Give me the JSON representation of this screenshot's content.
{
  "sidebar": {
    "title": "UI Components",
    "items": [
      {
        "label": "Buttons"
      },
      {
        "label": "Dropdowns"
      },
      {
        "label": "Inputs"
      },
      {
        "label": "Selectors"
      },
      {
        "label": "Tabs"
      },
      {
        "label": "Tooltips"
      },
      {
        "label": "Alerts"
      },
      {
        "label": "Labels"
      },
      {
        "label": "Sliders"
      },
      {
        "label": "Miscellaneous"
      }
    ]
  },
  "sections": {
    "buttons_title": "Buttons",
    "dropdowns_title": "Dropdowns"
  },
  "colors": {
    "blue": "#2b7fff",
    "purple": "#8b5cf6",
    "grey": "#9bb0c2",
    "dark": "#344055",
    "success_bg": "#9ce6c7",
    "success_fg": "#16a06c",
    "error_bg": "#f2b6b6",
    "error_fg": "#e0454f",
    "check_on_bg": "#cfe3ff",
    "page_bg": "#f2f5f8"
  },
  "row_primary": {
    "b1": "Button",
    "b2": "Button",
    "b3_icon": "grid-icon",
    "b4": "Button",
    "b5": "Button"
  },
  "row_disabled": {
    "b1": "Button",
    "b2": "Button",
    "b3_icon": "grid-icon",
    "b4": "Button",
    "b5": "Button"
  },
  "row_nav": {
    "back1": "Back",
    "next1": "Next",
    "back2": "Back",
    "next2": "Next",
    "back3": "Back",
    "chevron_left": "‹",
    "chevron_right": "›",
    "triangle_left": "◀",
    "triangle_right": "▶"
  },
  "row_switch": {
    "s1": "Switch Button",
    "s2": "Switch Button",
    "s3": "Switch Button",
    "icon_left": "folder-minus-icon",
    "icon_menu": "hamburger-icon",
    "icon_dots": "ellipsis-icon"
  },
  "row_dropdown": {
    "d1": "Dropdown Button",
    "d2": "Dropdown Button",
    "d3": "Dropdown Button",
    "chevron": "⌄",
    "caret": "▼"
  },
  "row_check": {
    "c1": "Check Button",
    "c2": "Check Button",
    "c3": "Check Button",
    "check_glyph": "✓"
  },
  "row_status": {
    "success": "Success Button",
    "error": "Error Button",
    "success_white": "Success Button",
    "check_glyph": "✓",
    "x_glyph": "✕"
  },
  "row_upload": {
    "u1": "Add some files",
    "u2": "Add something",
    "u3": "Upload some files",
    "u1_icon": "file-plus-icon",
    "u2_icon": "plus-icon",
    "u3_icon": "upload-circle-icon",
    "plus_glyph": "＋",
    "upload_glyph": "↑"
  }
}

Do this:
Check each line above for the word "files" and say how many have it, with nothing else.

In response:
2